Exercise objective: Rewrite every line of the listing below as a numbered list, omitting any blank lines.

Extracted entries:
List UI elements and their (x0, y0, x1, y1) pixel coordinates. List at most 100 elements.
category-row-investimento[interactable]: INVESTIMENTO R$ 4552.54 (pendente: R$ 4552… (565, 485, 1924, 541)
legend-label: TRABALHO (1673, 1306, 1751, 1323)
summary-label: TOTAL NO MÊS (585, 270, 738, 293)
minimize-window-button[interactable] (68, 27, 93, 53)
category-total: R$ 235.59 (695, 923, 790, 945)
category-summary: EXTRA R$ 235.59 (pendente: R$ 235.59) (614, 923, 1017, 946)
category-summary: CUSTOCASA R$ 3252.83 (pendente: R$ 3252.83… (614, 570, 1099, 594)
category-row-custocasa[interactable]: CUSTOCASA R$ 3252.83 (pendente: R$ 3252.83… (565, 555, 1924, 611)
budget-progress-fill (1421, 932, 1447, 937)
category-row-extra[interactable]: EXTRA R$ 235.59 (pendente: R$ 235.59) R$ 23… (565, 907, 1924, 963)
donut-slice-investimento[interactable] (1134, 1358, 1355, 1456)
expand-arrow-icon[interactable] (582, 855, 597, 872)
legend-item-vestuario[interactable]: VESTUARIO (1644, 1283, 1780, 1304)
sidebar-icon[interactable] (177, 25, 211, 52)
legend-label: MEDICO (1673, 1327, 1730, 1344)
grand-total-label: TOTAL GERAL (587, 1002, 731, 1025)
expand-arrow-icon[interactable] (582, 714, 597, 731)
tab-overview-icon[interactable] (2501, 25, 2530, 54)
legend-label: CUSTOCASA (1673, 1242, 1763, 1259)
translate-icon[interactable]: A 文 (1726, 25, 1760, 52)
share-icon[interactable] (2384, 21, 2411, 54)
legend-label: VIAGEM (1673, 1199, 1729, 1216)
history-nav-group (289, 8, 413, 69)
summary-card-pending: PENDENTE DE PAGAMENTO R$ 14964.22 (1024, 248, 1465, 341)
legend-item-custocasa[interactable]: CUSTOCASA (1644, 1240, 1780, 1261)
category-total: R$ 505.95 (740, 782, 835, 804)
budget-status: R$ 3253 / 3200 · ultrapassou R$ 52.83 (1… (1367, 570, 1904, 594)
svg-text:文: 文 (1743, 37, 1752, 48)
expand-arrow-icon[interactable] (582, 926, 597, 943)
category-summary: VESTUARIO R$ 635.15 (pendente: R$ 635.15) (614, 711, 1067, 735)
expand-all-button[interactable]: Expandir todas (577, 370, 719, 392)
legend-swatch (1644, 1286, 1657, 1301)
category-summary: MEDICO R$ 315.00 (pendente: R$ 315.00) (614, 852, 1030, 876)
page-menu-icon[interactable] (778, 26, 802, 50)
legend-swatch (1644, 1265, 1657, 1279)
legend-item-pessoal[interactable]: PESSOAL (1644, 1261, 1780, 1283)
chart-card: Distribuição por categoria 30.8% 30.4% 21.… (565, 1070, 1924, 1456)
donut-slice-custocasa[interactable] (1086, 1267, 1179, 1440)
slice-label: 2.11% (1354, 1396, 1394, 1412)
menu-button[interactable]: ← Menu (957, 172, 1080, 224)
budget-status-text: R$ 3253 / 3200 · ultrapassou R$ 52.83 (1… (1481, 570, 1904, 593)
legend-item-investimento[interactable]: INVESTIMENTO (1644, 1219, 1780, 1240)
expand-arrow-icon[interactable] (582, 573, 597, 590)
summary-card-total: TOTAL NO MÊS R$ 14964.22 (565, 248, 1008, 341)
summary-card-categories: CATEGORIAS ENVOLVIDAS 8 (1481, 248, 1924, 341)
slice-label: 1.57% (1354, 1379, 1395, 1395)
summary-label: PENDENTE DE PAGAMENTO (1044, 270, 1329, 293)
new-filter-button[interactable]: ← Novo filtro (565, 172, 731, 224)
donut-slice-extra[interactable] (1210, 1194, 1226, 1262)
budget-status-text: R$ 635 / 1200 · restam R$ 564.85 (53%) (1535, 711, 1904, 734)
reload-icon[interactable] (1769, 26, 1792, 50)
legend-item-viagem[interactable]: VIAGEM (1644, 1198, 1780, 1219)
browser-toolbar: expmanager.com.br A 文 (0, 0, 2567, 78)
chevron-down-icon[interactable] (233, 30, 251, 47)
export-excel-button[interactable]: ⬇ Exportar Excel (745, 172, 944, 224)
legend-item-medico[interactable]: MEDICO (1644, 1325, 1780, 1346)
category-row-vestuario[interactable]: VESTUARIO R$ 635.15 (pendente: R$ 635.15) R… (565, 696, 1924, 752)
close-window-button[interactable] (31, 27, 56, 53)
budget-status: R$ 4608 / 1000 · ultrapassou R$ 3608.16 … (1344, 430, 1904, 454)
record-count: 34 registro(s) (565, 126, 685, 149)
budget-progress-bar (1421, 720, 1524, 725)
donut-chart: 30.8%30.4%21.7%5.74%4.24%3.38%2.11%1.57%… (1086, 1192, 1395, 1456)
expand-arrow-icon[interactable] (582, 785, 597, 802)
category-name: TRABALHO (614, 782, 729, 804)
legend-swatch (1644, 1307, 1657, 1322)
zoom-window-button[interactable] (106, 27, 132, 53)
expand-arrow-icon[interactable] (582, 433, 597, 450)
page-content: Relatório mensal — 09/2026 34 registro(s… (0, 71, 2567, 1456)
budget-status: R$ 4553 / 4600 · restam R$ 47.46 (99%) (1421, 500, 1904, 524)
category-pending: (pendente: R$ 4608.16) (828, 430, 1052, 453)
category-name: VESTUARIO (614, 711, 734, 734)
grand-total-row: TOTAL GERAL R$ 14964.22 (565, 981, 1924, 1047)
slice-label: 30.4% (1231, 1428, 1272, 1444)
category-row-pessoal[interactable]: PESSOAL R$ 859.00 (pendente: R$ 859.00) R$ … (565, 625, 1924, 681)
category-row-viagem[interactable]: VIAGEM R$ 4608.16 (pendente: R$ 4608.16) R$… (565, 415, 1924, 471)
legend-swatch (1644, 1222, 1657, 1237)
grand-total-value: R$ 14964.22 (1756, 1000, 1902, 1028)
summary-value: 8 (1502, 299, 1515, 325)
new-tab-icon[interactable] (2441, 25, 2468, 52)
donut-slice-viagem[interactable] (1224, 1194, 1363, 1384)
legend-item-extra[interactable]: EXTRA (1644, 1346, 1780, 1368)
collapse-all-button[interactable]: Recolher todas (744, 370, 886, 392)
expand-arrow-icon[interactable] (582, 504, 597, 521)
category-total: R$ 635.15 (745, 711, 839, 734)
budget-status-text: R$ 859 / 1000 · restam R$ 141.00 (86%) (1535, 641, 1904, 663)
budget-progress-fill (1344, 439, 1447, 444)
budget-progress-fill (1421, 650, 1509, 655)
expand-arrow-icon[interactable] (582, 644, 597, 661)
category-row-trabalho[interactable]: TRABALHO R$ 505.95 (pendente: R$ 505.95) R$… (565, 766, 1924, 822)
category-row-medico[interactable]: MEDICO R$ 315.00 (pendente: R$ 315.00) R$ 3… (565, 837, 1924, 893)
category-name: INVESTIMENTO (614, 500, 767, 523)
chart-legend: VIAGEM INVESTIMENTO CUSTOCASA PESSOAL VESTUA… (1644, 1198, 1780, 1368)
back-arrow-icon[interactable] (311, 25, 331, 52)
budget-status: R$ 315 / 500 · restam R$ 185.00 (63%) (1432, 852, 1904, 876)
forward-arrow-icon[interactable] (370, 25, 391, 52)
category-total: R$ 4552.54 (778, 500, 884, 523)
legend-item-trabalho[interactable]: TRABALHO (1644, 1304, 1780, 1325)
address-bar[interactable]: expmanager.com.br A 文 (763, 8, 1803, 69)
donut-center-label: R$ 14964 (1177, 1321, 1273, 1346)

Solution:
1. List UI elements and their (x0, y0, x1, y1) pixel coordinates. List at most 100 elements.
2. category-row-investimento[interactable]: INVESTIMENTO R$ 4552.54 (pendente: R$ 4552… (565, 485, 1924, 541)
3. legend-label: TRABALHO (1673, 1306, 1751, 1323)
4. summary-label: TOTAL NO MÊS (585, 270, 738, 293)
5. minimize-window-button[interactable] (68, 27, 93, 53)
6. category-total: R$ 235.59 (695, 923, 790, 945)
7. category-summary: EXTRA R$ 235.59 (pendente: R$ 235.59) (614, 923, 1017, 946)
8. category-summary: CUSTOCASA R$ 3252.83 (pendente: R$ 3252.83… (614, 570, 1099, 594)
9. category-row-custocasa[interactable]: CUSTOCASA R$ 3252.83 (pendente: R$ 3252.83… (565, 555, 1924, 611)
10. budget-progress-fill (1421, 932, 1447, 937)
11. category-row-extra[interactable]: EXTRA R$ 235.59 (pendente: R$ 235.59) R$ 23… (565, 907, 1924, 963)
12. donut-slice-investimento[interactable] (1134, 1358, 1355, 1456)
13. expand-arrow-icon[interactable] (582, 855, 597, 872)
14. legend-item-vestuario[interactable]: VESTUARIO (1644, 1283, 1780, 1304)
15. sidebar-icon[interactable] (177, 25, 211, 52)
16. legend-label: MEDICO (1673, 1327, 1730, 1344)
17. grand-total-label: TOTAL GERAL (587, 1002, 731, 1025)
18. expand-arrow-icon[interactable] (582, 714, 597, 731)
19. tab-overview-icon[interactable] (2501, 25, 2530, 54)
20. legend-label: CUSTOCASA (1673, 1242, 1763, 1259)
21. translate-icon[interactable]: A 文 (1726, 25, 1760, 52)
22. share-icon[interactable] (2384, 21, 2411, 54)
23. legend-label: VIAGEM (1673, 1199, 1729, 1216)
24. history-nav-group (289, 8, 413, 69)
25. summary-card-pending: PENDENTE DE PAGAMENTO R$ 14964.22 (1024, 248, 1465, 341)
26. legend-item-custocasa[interactable]: CUSTOCASA (1644, 1240, 1780, 1261)
27. category-total: R$ 505.95 (740, 782, 835, 804)
28. budget-status: R$ 3253 / 3200 · ultrapassou R$ 52.83 (1… (1367, 570, 1904, 594)
29. svg-text:文: 文 (1743, 37, 1752, 48)
30. expand-arrow-icon[interactable] (582, 926, 597, 943)
31. category-summary: VESTUARIO R$ 635.15 (pendente: R$ 635.15) (614, 711, 1067, 735)
32. expand-all-button[interactable]: Expandir todas (577, 370, 719, 392)
33. legend-swatch (1644, 1286, 1657, 1301)
34. category-summary: MEDICO R$ 315.00 (pendente: R$ 315.00) (614, 852, 1030, 876)
35. page-menu-icon[interactable] (778, 26, 802, 50)
36. legend-swatch (1644, 1265, 1657, 1279)
37. legend-item-pessoal[interactable]: PESSOAL (1644, 1261, 1780, 1283)
38. chart-card: Distribuição por categoria 30.8% 30.4% 21.… (565, 1070, 1924, 1456)
39. donut-slice-custocasa[interactable] (1086, 1267, 1179, 1440)
40. slice-label: 2.11% (1354, 1396, 1394, 1412)
41. menu-button[interactable]: ← Menu (957, 172, 1080, 224)
42. budget-status-text: R$ 3253 / 3200 · ultrapassou R$ 52.83 (1… (1481, 570, 1904, 593)
43. legend-item-investimento[interactable]: INVESTIMENTO (1644, 1219, 1780, 1240)
44. expand-arrow-icon[interactable] (582, 573, 597, 590)
45. summary-card-total: TOTAL NO MÊS R$ 14964.22 (565, 248, 1008, 341)
46. summary-card-categories: CATEGORIAS ENVOLVIDAS 8 (1481, 248, 1924, 341)
47. slice-label: 1.57% (1354, 1379, 1395, 1395)
48. summary-label: PENDENTE DE PAGAMENTO (1044, 270, 1329, 293)
49. new-filter-button[interactable]: ← Novo filtro (565, 172, 731, 224)
50. donut-slice-extra[interactable] (1210, 1194, 1226, 1262)
51. budget-status-text: R$ 635 / 1200 · restam R$ 564.85 (53%) (1535, 711, 1904, 734)
52. reload-icon[interactable] (1769, 26, 1792, 50)
53. legend-item-viagem[interactable]: VIAGEM (1644, 1198, 1780, 1219)
54. browser-toolbar: expmanager.com.br A 文 (0, 0, 2567, 78)
55. chevron-down-icon[interactable] (233, 30, 251, 47)
56. export-excel-button[interactable]: ⬇ Exportar Excel (745, 172, 944, 224)
57. legend-item-medico[interactable]: MEDICO (1644, 1325, 1780, 1346)
58. category-row-vestuario[interactable]: VESTUARIO R$ 635.15 (pendente: R$ 635.15) R… (565, 696, 1924, 752)
59. close-window-button[interactable] (31, 27, 56, 53)
60. budget-status: R$ 4608 / 1000 · ultrapassou R$ 3608.16 … (1344, 430, 1904, 454)
61. record-count: 34 registro(s) (565, 126, 685, 149)
62. budget-progress-bar (1421, 720, 1524, 725)
63. donut-chart: 30.8%30.4%21.7%5.74%4.24%3.38%2.11%1.57%… (1086, 1192, 1395, 1456)
64. expand-arrow-icon[interactable] (582, 785, 597, 802)
65. category-name: TRABALHO (614, 782, 729, 804)
66. legend-swatch (1644, 1307, 1657, 1322)
67. zoom-window-button[interactable] (106, 27, 132, 53)
68. expand-arrow-icon[interactable] (582, 433, 597, 450)
69. page-content: Relatório mensal — 09/2026 34 registro(s… (0, 71, 2567, 1456)
70. budget-status: R$ 4553 / 4600 · restam R$ 47.46 (99%) (1421, 500, 1904, 524)
71. category-pending: (pendente: R$ 4608.16) (828, 430, 1052, 453)
72. category-name: VESTUARIO (614, 711, 734, 734)
73. grand-total-row: TOTAL GERAL R$ 14964.22 (565, 981, 1924, 1047)
74. slice-label: 30.4% (1231, 1428, 1272, 1444)
75. category-row-pessoal[interactable]: PESSOAL R$ 859.00 (pendente: R$ 859.00) R$ … (565, 625, 1924, 681)
76. category-row-viagem[interactable]: VIAGEM R$ 4608.16 (pendente: R$ 4608.16) R$… (565, 415, 1924, 471)
77. legend-swatch (1644, 1222, 1657, 1237)
78. grand-total-value: R$ 14964.22 (1756, 1000, 1902, 1028)
79. summary-value: 8 (1502, 299, 1515, 325)
80. new-tab-icon[interactable] (2441, 25, 2468, 52)
81. donut-slice-viagem[interactable] (1224, 1194, 1363, 1384)
82. legend-item-extra[interactable]: EXTRA (1644, 1346, 1780, 1368)
83. collapse-all-button[interactable]: Recolher todas (744, 370, 886, 392)
84. expand-arrow-icon[interactable] (582, 504, 597, 521)
85. category-total: R$ 635.15 (745, 711, 839, 734)
86. budget-status-text: R$ 859 / 1000 · restam R$ 141.00 (86%) (1535, 641, 1904, 663)
87. budget-progress-fill (1344, 439, 1447, 444)
88. budget-progress-fill (1421, 650, 1509, 655)
89. expand-arrow-icon[interactable] (582, 644, 597, 661)
90. category-row-trabalho[interactable]: TRABALHO R$ 505.95 (pendente: R$ 505.95) R$… (565, 766, 1924, 822)
91. category-row-medico[interactable]: MEDICO R$ 315.00 (pendente: R$ 315.00) R$ 3… (565, 837, 1924, 893)
92. category-name: INVESTIMENTO (614, 500, 767, 523)
93. chart-legend: VIAGEM INVESTIMENTO CUSTOCASA PESSOAL VESTUA… (1644, 1198, 1780, 1368)
94. back-arrow-icon[interactable] (311, 25, 331, 52)
95. budget-status: R$ 315 / 500 · restam R$ 185.00 (63%) (1432, 852, 1904, 876)
96. forward-arrow-icon[interactable] (370, 25, 391, 52)
97. category-total: R$ 4552.54 (778, 500, 884, 523)
98. legend-item-trabalho[interactable]: TRABALHO (1644, 1304, 1780, 1325)
99. address-bar[interactable]: expmanager.com.br A 文 (763, 8, 1803, 69)
100. donut-center-label: R$ 14964 (1177, 1321, 1273, 1346)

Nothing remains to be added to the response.